DIRECTIVE =
Copy, from the entries below, each line in which the string "circle" appears.

Records contained in a dataset =

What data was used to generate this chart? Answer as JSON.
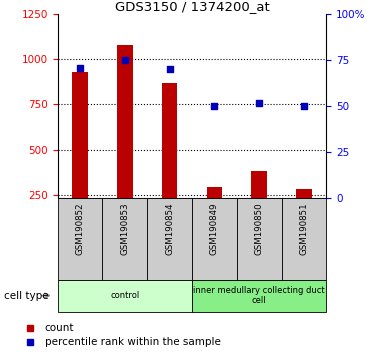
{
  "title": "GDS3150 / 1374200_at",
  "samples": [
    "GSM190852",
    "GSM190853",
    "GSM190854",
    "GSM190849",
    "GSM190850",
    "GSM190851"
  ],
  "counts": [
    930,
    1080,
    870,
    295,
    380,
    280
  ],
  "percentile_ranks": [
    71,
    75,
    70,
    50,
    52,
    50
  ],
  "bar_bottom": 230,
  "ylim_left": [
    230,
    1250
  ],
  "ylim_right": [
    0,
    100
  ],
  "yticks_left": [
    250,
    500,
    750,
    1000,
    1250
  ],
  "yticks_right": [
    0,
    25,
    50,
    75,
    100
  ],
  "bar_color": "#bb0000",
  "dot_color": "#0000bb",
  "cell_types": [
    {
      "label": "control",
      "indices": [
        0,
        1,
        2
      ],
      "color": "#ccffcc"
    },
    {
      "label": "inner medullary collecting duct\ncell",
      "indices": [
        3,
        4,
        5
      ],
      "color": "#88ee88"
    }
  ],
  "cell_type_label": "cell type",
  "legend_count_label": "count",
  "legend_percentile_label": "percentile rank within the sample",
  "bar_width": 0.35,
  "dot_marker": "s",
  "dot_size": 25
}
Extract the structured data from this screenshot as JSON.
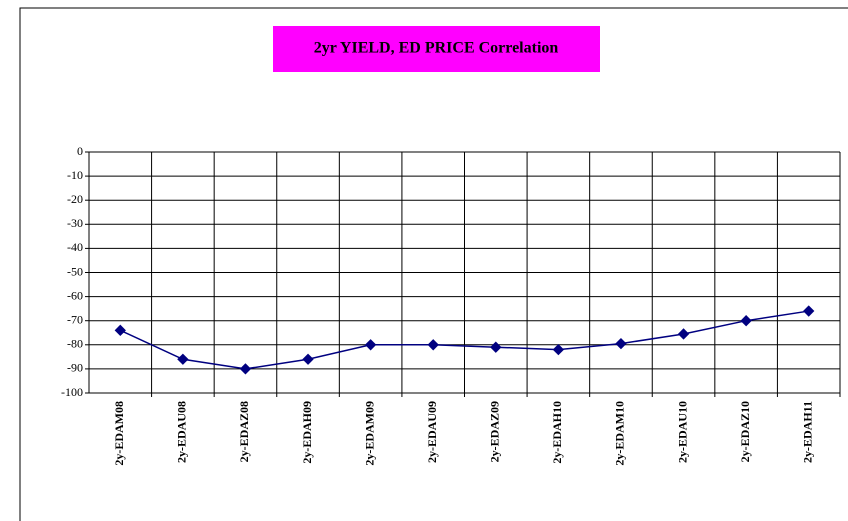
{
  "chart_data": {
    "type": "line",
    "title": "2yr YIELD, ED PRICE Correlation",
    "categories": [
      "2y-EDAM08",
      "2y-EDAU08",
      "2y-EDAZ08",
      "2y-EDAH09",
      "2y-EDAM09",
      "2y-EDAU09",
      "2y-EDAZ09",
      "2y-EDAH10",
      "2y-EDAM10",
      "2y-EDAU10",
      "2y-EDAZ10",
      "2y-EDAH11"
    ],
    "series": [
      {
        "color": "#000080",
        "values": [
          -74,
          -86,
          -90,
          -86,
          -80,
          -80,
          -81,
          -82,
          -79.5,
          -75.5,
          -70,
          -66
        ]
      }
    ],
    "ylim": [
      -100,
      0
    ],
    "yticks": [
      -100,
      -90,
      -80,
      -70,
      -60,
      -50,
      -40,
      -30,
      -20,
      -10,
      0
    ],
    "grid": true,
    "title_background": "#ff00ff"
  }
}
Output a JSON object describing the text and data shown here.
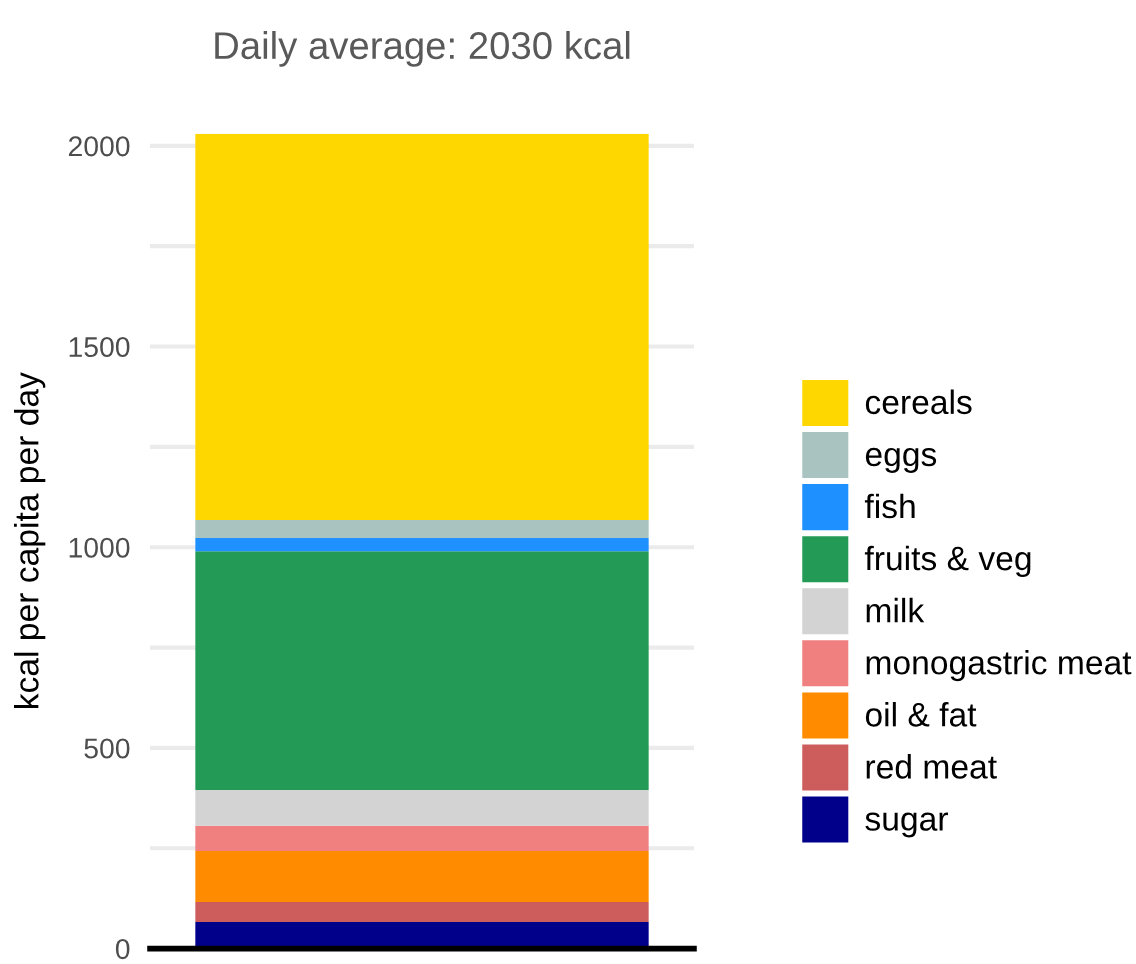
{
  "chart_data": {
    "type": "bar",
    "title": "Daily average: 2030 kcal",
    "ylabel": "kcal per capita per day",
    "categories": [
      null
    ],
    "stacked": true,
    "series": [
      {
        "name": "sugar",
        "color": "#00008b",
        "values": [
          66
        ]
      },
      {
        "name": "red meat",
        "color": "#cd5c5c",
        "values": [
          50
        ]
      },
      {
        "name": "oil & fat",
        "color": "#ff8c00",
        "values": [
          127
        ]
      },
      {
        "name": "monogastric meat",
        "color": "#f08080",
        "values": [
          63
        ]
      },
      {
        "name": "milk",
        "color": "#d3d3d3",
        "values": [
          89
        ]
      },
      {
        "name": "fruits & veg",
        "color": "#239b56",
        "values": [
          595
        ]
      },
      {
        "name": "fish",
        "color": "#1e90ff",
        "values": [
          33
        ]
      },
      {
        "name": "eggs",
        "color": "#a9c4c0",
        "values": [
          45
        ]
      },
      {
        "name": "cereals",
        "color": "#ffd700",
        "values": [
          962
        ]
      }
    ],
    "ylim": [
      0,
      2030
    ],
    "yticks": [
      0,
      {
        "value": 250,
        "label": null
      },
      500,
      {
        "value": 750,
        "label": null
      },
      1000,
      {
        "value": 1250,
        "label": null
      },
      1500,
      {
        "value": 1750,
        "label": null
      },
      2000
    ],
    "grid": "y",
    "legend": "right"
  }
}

==

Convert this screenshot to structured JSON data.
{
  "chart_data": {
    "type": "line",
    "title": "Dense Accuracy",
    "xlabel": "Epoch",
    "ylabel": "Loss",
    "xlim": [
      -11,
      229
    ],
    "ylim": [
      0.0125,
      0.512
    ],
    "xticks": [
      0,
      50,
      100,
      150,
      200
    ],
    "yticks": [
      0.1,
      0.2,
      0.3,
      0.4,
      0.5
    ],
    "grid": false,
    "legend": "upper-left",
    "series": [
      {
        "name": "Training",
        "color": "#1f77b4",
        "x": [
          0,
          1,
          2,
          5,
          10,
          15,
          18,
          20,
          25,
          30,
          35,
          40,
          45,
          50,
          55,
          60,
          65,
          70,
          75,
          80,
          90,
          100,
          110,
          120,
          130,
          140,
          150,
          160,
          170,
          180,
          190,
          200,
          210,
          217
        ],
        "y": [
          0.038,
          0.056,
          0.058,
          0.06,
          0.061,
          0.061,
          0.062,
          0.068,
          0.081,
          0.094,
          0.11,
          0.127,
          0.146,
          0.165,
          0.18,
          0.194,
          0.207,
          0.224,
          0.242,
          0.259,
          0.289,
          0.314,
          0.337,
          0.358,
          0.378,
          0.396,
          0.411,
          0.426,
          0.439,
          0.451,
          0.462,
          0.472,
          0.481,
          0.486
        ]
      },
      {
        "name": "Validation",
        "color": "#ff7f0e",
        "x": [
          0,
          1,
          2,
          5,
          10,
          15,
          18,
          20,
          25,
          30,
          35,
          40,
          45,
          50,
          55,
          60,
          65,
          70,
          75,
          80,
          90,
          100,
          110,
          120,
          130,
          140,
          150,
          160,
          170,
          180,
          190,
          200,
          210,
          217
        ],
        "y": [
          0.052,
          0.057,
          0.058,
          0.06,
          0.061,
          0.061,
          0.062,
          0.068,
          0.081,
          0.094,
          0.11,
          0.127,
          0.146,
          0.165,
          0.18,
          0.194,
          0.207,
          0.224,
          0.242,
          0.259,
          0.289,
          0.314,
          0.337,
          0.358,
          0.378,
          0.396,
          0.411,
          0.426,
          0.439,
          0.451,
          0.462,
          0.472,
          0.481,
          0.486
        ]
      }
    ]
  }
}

--

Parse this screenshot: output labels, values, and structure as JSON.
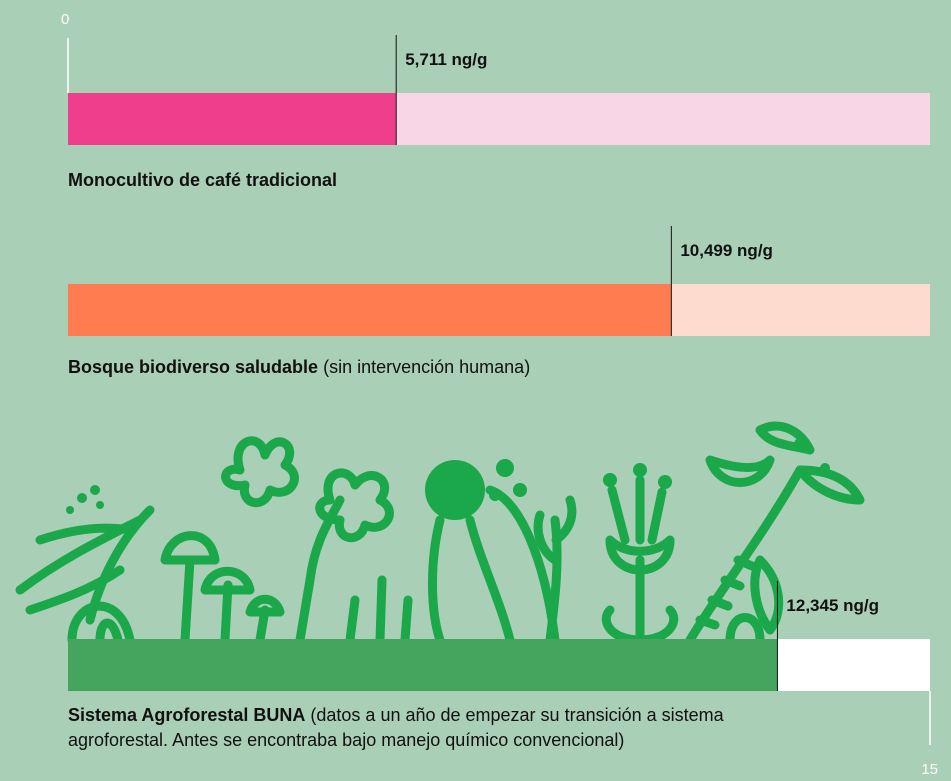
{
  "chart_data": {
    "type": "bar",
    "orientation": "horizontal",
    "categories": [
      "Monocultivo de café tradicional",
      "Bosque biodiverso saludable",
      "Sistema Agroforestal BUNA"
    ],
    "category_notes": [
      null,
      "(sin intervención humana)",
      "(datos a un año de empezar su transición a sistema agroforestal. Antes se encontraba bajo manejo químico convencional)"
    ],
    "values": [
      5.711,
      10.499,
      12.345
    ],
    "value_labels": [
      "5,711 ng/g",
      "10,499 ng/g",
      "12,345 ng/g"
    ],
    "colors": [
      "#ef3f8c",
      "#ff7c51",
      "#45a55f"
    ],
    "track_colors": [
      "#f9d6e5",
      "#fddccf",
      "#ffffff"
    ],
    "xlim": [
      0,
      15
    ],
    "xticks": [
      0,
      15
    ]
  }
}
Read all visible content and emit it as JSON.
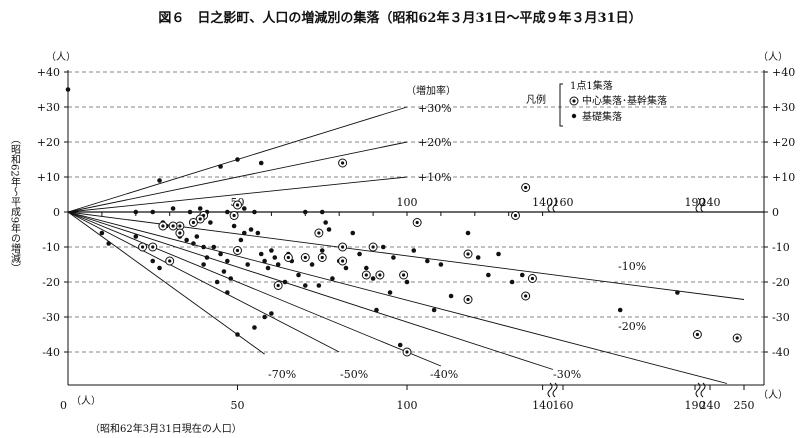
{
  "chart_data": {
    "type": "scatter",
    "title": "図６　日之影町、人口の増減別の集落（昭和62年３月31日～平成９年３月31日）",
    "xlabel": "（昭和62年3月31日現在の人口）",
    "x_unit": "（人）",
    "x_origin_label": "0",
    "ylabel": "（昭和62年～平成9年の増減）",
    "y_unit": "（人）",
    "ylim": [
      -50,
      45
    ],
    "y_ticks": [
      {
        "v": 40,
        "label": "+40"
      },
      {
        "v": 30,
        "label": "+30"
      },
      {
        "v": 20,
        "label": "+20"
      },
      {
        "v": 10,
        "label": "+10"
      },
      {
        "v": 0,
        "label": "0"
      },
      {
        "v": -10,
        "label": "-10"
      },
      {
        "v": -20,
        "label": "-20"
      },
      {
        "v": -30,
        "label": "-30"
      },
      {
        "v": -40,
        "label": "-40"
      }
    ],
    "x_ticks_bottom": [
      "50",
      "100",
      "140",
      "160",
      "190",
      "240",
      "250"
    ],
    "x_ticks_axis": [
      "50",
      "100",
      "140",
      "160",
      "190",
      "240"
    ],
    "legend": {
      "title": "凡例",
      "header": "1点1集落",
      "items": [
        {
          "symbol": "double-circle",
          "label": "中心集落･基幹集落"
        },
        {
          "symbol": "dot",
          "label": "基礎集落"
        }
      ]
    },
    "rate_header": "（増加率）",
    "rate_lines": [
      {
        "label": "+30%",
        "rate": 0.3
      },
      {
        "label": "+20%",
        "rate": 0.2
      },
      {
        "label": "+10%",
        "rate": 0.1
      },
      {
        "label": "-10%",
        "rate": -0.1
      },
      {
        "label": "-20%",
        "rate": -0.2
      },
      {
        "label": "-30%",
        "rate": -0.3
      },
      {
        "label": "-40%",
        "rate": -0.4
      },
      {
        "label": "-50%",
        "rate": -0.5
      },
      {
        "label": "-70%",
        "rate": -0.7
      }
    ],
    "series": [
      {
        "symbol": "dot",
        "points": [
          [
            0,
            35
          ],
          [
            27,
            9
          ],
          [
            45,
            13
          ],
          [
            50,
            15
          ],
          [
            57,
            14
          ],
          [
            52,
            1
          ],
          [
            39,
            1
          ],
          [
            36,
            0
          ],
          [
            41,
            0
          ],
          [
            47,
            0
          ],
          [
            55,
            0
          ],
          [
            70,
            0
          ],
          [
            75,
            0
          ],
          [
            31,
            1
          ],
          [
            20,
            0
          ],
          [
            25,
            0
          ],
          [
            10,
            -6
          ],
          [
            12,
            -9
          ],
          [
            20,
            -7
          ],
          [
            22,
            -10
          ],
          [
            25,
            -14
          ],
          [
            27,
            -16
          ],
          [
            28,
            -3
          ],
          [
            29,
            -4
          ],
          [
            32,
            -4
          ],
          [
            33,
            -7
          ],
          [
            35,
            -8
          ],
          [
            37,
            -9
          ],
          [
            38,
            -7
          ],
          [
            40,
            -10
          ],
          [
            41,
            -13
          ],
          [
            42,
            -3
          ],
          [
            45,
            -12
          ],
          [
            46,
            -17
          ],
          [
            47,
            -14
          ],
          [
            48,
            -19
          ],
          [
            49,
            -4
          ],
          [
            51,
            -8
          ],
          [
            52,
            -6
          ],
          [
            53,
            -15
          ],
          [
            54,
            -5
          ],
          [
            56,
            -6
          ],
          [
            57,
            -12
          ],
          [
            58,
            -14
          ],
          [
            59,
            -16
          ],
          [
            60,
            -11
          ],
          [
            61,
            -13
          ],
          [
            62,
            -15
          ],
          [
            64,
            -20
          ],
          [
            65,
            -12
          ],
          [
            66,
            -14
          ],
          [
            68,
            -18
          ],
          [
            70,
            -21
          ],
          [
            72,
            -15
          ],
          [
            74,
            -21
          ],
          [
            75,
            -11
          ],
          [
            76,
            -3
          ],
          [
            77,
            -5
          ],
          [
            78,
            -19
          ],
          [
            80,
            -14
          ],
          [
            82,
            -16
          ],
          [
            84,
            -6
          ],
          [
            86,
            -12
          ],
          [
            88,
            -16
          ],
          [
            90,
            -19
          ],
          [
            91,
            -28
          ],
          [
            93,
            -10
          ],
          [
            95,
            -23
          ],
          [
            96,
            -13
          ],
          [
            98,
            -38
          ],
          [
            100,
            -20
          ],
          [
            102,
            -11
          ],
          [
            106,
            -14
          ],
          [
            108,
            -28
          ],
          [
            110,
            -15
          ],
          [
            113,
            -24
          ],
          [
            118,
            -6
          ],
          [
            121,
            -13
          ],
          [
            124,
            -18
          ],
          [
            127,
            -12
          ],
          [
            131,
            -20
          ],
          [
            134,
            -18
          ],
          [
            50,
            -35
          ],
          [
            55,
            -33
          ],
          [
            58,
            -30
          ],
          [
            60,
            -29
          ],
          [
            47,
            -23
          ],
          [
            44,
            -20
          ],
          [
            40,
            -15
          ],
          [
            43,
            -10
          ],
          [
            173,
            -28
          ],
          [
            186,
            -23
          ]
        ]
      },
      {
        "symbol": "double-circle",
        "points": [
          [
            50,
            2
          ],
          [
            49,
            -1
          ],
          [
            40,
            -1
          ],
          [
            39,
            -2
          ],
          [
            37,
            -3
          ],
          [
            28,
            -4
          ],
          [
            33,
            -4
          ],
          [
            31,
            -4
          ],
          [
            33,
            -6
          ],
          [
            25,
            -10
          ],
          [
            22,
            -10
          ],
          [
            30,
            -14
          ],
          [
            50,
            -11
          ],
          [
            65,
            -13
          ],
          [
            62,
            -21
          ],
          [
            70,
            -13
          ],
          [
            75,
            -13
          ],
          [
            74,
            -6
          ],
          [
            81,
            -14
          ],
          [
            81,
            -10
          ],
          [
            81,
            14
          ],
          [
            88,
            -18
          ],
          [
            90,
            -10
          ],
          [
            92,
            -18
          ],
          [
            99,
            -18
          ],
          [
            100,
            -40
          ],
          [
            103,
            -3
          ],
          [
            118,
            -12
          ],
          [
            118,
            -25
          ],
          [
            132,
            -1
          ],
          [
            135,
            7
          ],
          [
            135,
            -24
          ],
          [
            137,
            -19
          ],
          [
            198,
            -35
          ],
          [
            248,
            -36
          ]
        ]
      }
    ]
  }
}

SOLUTION =
          "symbol": "double-circle",
        "symbol": "double-circle",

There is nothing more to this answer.